• _Data items_
################

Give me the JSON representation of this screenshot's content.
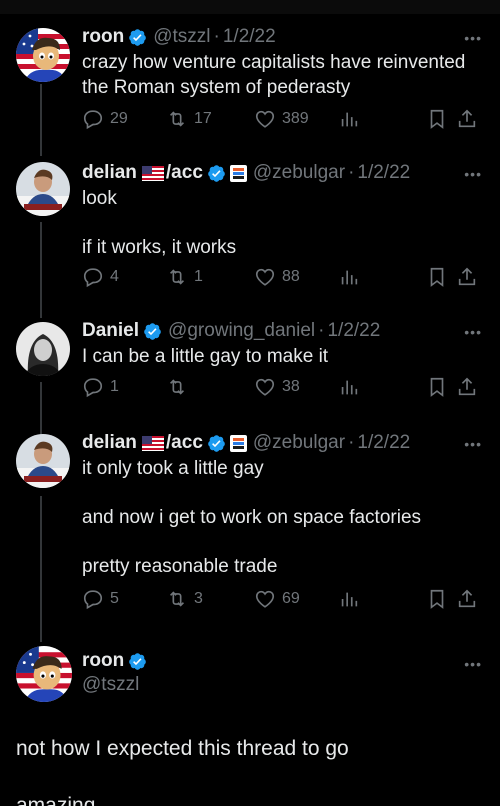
{
  "tweets": [
    {
      "name": "roon",
      "handle": "@tszzl",
      "date": "1/2/22",
      "lines": [
        "crazy how venture capitalists have reinvented",
        "the Roman system of pederasty"
      ],
      "replies": "29",
      "retweets": "17",
      "likes": "389",
      "avatar": "cartoon-flag-avatar"
    },
    {
      "name": "delian",
      "acc": "/acc",
      "handle": "@zebulgar",
      "date": "1/2/22",
      "lines": [
        "look",
        "",
        "if it works, it works"
      ],
      "replies": "4",
      "retweets": "1",
      "likes": "88",
      "avatar": "photo-avatar"
    },
    {
      "name": "Daniel",
      "handle": "@growing_daniel",
      "date": "1/2/22",
      "lines": [
        "I can be a little gay to make it"
      ],
      "replies": "1",
      "retweets": "",
      "likes": "38",
      "avatar": "grayscale-photo-avatar"
    },
    {
      "name": "delian",
      "acc": "/acc",
      "handle": "@zebulgar",
      "date": "1/2/22",
      "lines": [
        "it only took a little gay",
        "",
        "and now i get to work on space factories",
        "",
        "pretty reasonable trade"
      ],
      "replies": "5",
      "retweets": "3",
      "likes": "69",
      "avatar": "photo-avatar"
    }
  ],
  "main_tweet": {
    "name": "roon",
    "handle": "@tszzl",
    "text": "not how I expected this thread to go",
    "text_cut": "amazing"
  },
  "colors": {
    "background": "#000000",
    "text": "#e7e9ea",
    "muted": "#71767b",
    "verified": "#1d9bf0",
    "thread_line": "#333639"
  }
}
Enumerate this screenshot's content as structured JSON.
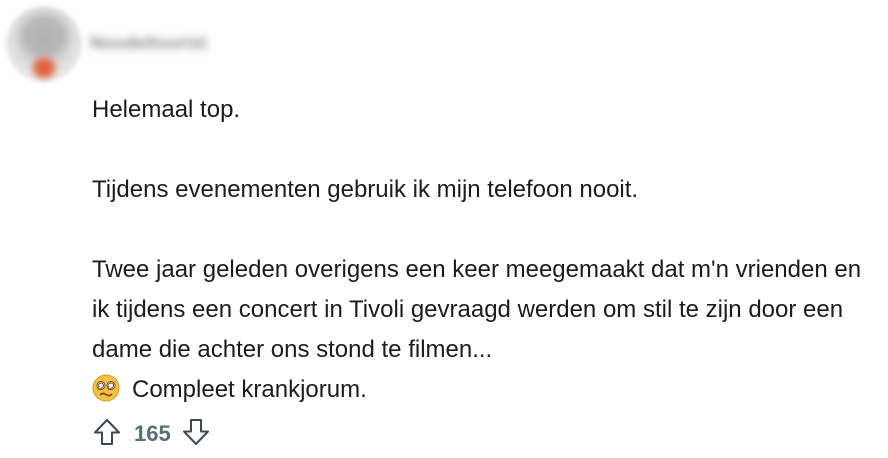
{
  "comment": {
    "author": "Noodeltoorist",
    "paragraphs": [
      "Helemaal top.",
      "Tijdens evenementen gebruik ik mijn telefoon nooit.",
      "Twee jaar geleden overigens een keer meegemaakt dat m'n vrienden en ik tijdens een concert in Tivoli gevraagd werden om stil te zijn door een dame die achter ons stond te filmen..."
    ],
    "last_line_emoji": "dizzy-face-emoji",
    "last_line_text": "Compleet krankjorum.",
    "score": "165"
  },
  "icons": {
    "upvote": "upvote-arrow-icon",
    "downvote": "downvote-arrow-icon"
  },
  "colors": {
    "text": "#1c1c1c",
    "vote_gray": "#576f76",
    "avatar_accent": "#e0603a",
    "emoji_yellow": "#f6c142"
  }
}
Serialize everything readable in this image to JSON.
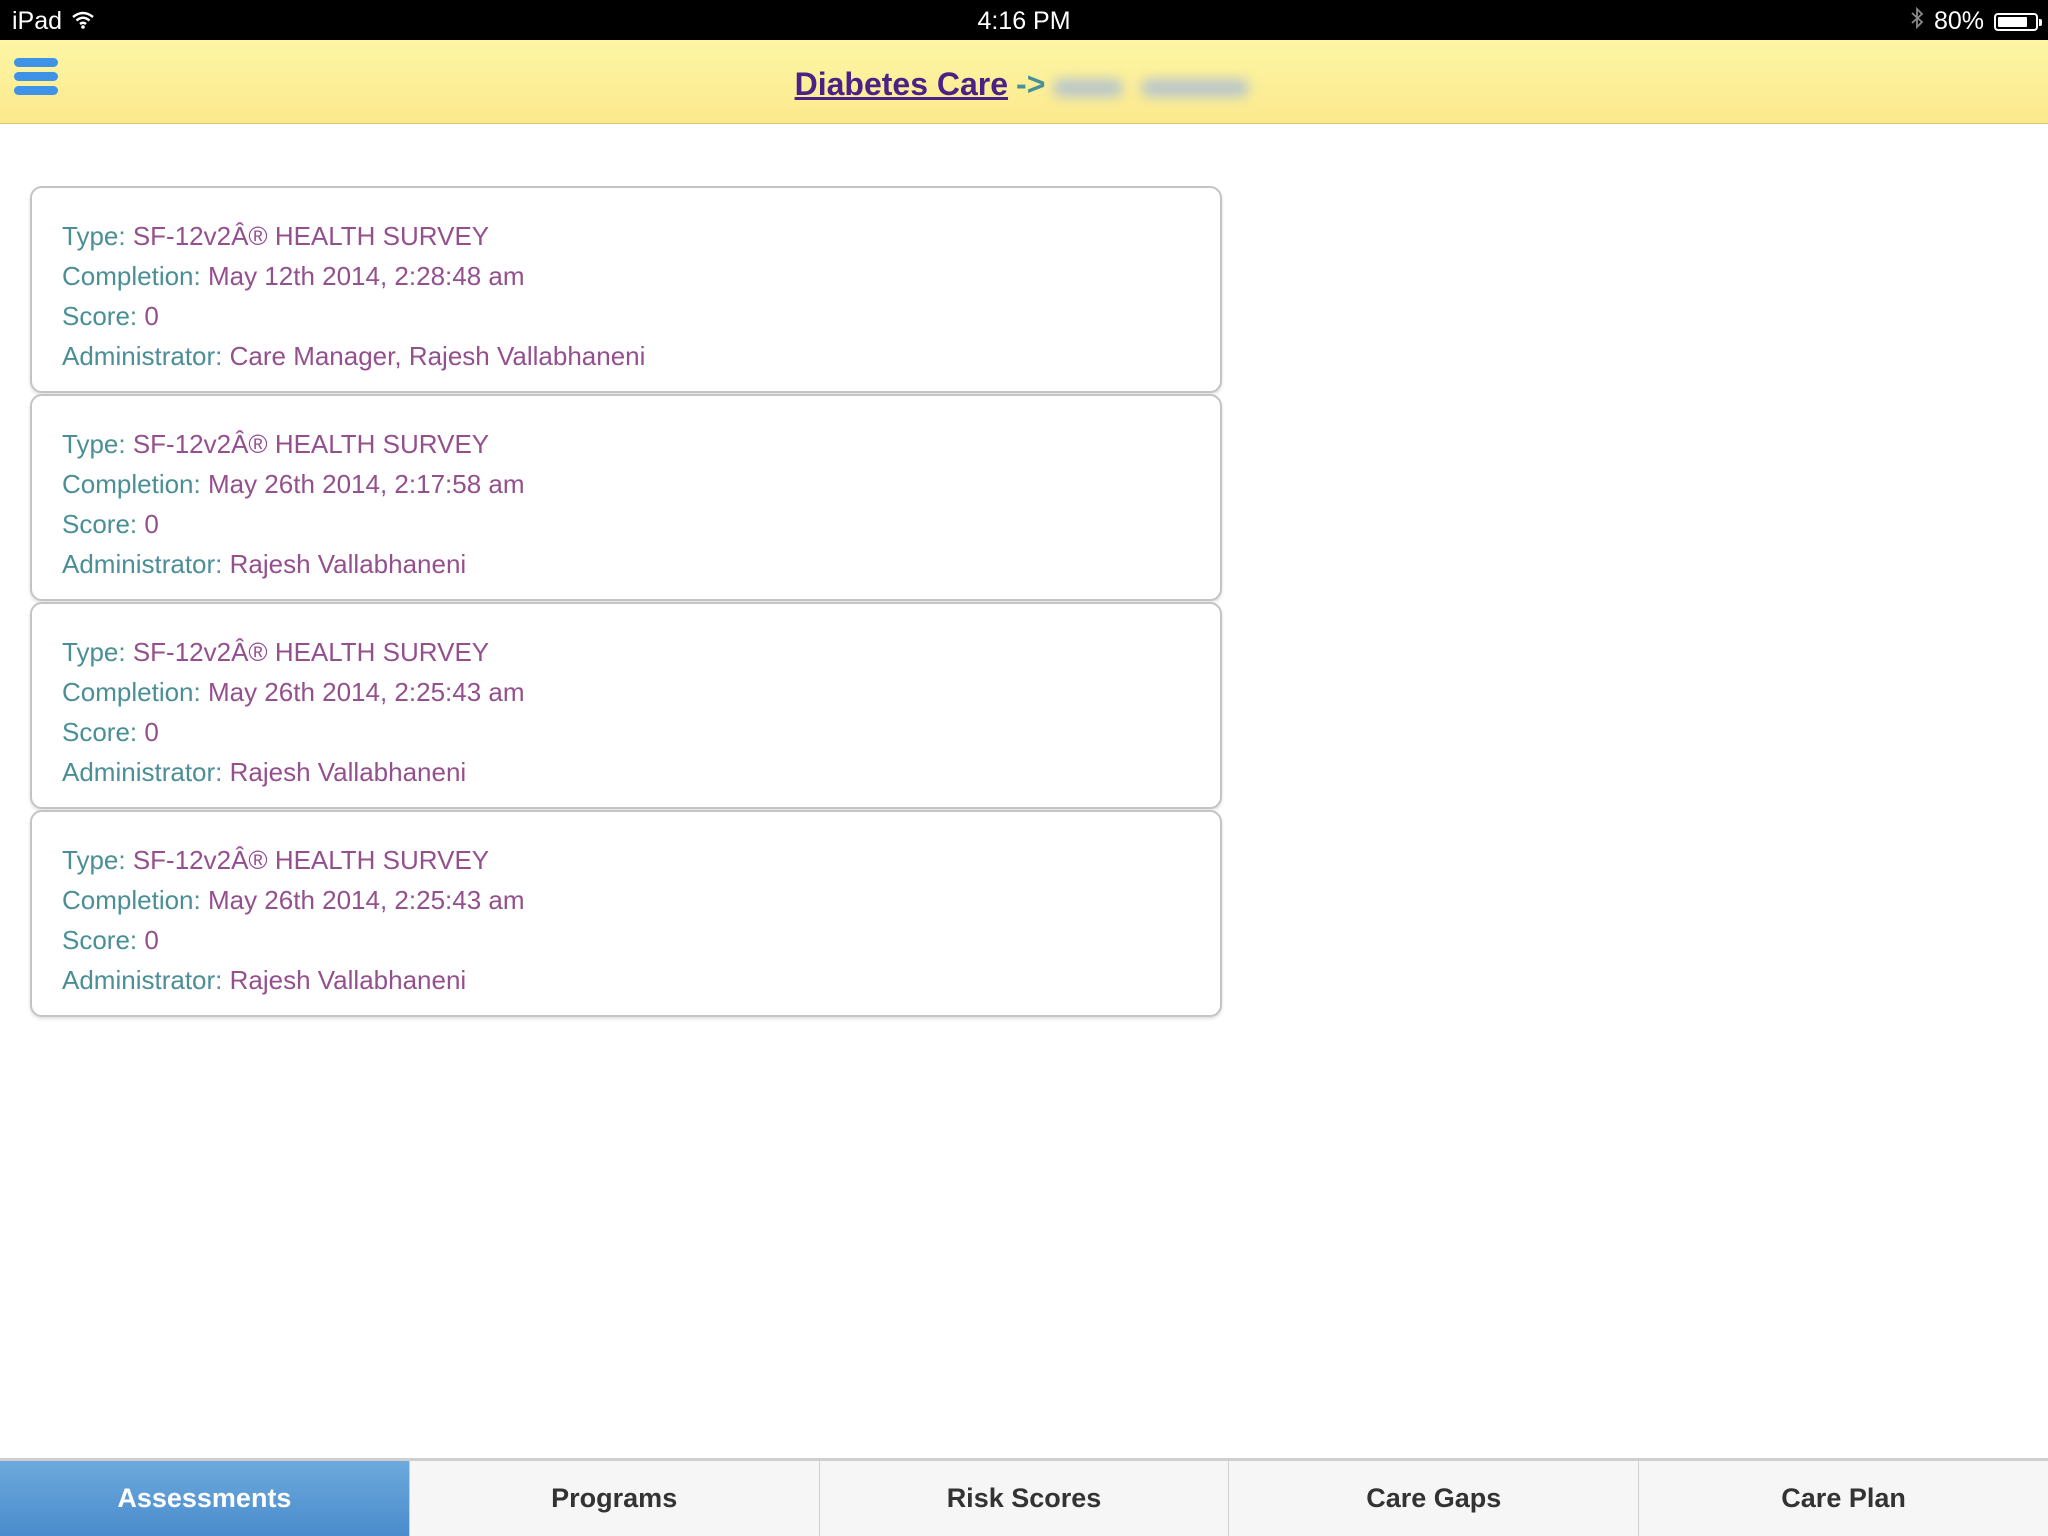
{
  "status_bar": {
    "device": "iPad",
    "time": "4:16 PM",
    "battery": "80%",
    "battery_level": 0.8
  },
  "header": {
    "program_link": "Diabetes Care",
    "arrow": "->",
    "patient_name": ""
  },
  "assessments": [
    {
      "type_label": "Type: ",
      "type": "SF-12v2Â® HEALTH SURVEY",
      "completion_label": "Completion: ",
      "completion": "May 12th 2014, 2:28:48 am",
      "score_label": "Score: ",
      "score": "0",
      "administrator_label": "Administrator: ",
      "administrator": "Care Manager, Rajesh Vallabhaneni"
    },
    {
      "type_label": "Type: ",
      "type": "SF-12v2Â® HEALTH SURVEY",
      "completion_label": "Completion: ",
      "completion": "May 26th 2014, 2:17:58 am",
      "score_label": "Score: ",
      "score": "0",
      "administrator_label": "Administrator: ",
      "administrator": "Rajesh Vallabhaneni"
    },
    {
      "type_label": "Type: ",
      "type": "SF-12v2Â® HEALTH SURVEY",
      "completion_label": "Completion: ",
      "completion": "May 26th 2014, 2:25:43 am",
      "score_label": "Score: ",
      "score": "0",
      "administrator_label": "Administrator: ",
      "administrator": "Rajesh Vallabhaneni"
    },
    {
      "type_label": "Type: ",
      "type": "SF-12v2Â® HEALTH SURVEY",
      "completion_label": "Completion: ",
      "completion": "May 26th 2014, 2:25:43 am",
      "score_label": "Score: ",
      "score": "0",
      "administrator_label": "Administrator: ",
      "administrator": "Rajesh Vallabhaneni"
    }
  ],
  "tabs": [
    {
      "label": "Assessments",
      "active": true
    },
    {
      "label": "Programs",
      "active": false
    },
    {
      "label": "Risk Scores",
      "active": false
    },
    {
      "label": "Care Gaps",
      "active": false
    },
    {
      "label": "Care Plan",
      "active": false
    }
  ],
  "colors": {
    "header_bg": "#fdf0a0",
    "link": "#4b2187",
    "label": "#4a8f96",
    "value": "#94508e",
    "menu_icon": "#3e92e8",
    "active_tab": "#5b9ad4"
  },
  "icons": {
    "menu": "hamburger-menu-icon",
    "wifi": "wifi-icon",
    "bluetooth": "bluetooth-icon",
    "battery": "battery-icon"
  }
}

################

• _Task to complete_
Repeat the data exactly, dropping every picture it holds.

• _Solution for this exercise_
Give me the JSON representation of this screenshot's content.
{
  "tweets": [
    {
      "name": "roon",
      "handle": "@tszzl",
      "date": "1/2/22",
      "lines": [
        "crazy how venture capitalists have reinvented",
        "the Roman system of pederasty"
      ],
      "replies": "29",
      "retweets": "17",
      "likes": "389",
      "avatar": "cartoon-flag-avatar"
    },
    {
      "name": "delian",
      "acc": "/acc",
      "handle": "@zebulgar",
      "date": "1/2/22",
      "lines": [
        "look",
        "",
        "if it works, it works"
      ],
      "replies": "4",
      "retweets": "1",
      "likes": "88",
      "avatar": "photo-avatar"
    },
    {
      "name": "Daniel",
      "handle": "@growing_daniel",
      "date": "1/2/22",
      "lines": [
        "I can be a little gay to make it"
      ],
      "replies": "1",
      "retweets": "",
      "likes": "38",
      "avatar": "grayscale-photo-avatar"
    },
    {
      "name": "delian",
      "acc": "/acc",
      "handle": "@zebulgar",
      "date": "1/2/22",
      "lines": [
        "it only took a little gay",
        "",
        "and now i get to work on space factories",
        "",
        "pretty reasonable trade"
      ],
      "replies": "5",
      "retweets": "3",
      "likes": "69",
      "avatar": "photo-avatar"
    }
  ],
  "main_tweet": {
    "name": "roon",
    "handle": "@tszzl",
    "text": "not how I expected this thread to go",
    "text_cut": "amazing"
  },
  "colors": {
    "background": "#000000",
    "text": "#e7e9ea",
    "muted": "#71767b",
    "verified": "#1d9bf0",
    "thread_line": "#333639"
  }
}
Enumerate this screenshot's content as structured JSON.
{
  "comment": {
    "author": "Noodeltoorist",
    "paragraphs": [
      "Helemaal top.",
      "Tijdens evenementen gebruik ik mijn telefoon nooit.",
      "Twee jaar geleden overigens een keer meegemaakt dat m'n vrienden en ik tijdens een concert in Tivoli gevraagd werden om stil te zijn door een dame die achter ons stond te filmen..."
    ],
    "last_line_emoji": "dizzy-face-emoji",
    "last_line_text": "Compleet krankjorum.",
    "score": "165"
  },
  "icons": {
    "upvote": "upvote-arrow-icon",
    "downvote": "downvote-arrow-icon"
  },
  "colors": {
    "text": "#1c1c1c",
    "vote_gray": "#576f76",
    "avatar_accent": "#e0603a",
    "emoji_yellow": "#f6c142"
  }
}
Serialize everything readable in this image to JSON.
{
  "status_bar": {
    "device": "iPad",
    "time": "4:16 PM",
    "battery": "80%",
    "battery_level": 0.8
  },
  "header": {
    "program_link": "Diabetes Care",
    "arrow": "->",
    "patient_name": ""
  },
  "assessments": [
    {
      "type_label": "Type: ",
      "type": "SF-12v2Â® HEALTH SURVEY",
      "completion_label": "Completion: ",
      "completion": "May 12th 2014, 2:28:48 am",
      "score_label": "Score: ",
      "score": "0",
      "administrator_label": "Administrator: ",
      "administrator": "Care Manager, Rajesh Vallabhaneni"
    },
    {
      "type_label": "Type: ",
      "type": "SF-12v2Â® HEALTH SURVEY",
      "completion_label": "Completion: ",
      "completion": "May 26th 2014, 2:17:58 am",
      "score_label": "Score: ",
      "score": "0",
      "administrator_label": "Administrator: ",
      "administrator": "Rajesh Vallabhaneni"
    },
    {
      "type_label": "Type: ",
      "type": "SF-12v2Â® HEALTH SURVEY",
      "completion_label": "Completion: ",
      "completion": "May 26th 2014, 2:25:43 am",
      "score_label": "Score: ",
      "score": "0",
      "administrator_label": "Administrator: ",
      "administrator": "Rajesh Vallabhaneni"
    },
    {
      "type_label": "Type: ",
      "type": "SF-12v2Â® HEALTH SURVEY",
      "completion_label": "Completion: ",
      "completion": "May 26th 2014, 2:25:43 am",
      "score_label": "Score: ",
      "score": "0",
      "administrator_label": "Administrator: ",
      "administrator": "Rajesh Vallabhaneni"
    }
  ],
  "tabs": [
    {
      "label": "Assessments",
      "active": true
    },
    {
      "label": "Programs",
      "active": false
    },
    {
      "label": "Risk Scores",
      "active": false
    },
    {
      "label": "Care Gaps",
      "active": false
    },
    {
      "label": "Care Plan",
      "active": false
    }
  ],
  "colors": {
    "header_bg": "#fdf0a0",
    "link": "#4b2187",
    "label": "#4a8f96",
    "value": "#94508e",
    "menu_icon": "#3e92e8",
    "active_tab": "#5b9ad4"
  },
  "icons": {
    "menu": "hamburger-menu-icon",
    "wifi": "wifi-icon",
    "bluetooth": "bluetooth-icon",
    "battery": "battery-icon"
  }
}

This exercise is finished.